What you have to do:
Every line below that holds the string "acesta" should be copied out.

Data lines:
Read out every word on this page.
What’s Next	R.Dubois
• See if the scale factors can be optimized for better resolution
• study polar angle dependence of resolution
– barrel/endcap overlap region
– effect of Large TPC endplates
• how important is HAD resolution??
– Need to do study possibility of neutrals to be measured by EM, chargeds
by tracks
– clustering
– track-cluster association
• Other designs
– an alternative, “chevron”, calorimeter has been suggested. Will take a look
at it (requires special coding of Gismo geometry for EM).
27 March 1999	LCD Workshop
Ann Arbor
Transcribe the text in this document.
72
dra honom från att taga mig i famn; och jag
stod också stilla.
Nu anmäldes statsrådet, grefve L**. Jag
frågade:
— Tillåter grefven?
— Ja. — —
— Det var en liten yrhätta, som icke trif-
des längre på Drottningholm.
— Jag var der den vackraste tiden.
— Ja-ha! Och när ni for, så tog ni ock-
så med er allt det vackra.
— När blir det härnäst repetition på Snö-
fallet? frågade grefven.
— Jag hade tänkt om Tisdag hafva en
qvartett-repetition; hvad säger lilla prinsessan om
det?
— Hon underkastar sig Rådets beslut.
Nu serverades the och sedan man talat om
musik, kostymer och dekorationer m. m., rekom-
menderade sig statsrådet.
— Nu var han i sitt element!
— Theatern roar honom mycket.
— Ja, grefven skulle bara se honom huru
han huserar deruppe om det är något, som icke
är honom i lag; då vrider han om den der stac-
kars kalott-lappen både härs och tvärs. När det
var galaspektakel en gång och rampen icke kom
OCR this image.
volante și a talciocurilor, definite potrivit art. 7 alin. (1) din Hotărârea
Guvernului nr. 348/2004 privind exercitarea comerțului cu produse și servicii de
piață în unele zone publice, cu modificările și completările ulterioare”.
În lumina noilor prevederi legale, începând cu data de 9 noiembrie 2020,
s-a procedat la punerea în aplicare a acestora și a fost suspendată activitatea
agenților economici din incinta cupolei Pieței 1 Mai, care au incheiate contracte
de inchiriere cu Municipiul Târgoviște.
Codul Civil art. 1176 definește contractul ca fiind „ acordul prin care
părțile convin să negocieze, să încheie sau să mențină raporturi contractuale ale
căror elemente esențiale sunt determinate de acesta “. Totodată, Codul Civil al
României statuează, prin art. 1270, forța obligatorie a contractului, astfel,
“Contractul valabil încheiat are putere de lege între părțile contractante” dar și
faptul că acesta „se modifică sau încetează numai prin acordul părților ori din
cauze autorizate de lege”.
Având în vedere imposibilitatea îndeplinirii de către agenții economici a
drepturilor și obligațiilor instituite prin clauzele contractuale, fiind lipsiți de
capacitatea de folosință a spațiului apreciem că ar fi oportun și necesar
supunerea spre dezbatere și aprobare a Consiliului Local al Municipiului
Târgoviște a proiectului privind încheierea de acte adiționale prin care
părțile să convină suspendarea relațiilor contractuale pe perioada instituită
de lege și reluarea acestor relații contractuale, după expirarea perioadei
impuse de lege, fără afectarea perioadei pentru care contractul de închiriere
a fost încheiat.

Final result:
căror elemente esențiale sunt determinate de acesta “. Totodată, Codul Civil al
faptul că acesta „se modifică sau încetează numai prin acordul părților ori din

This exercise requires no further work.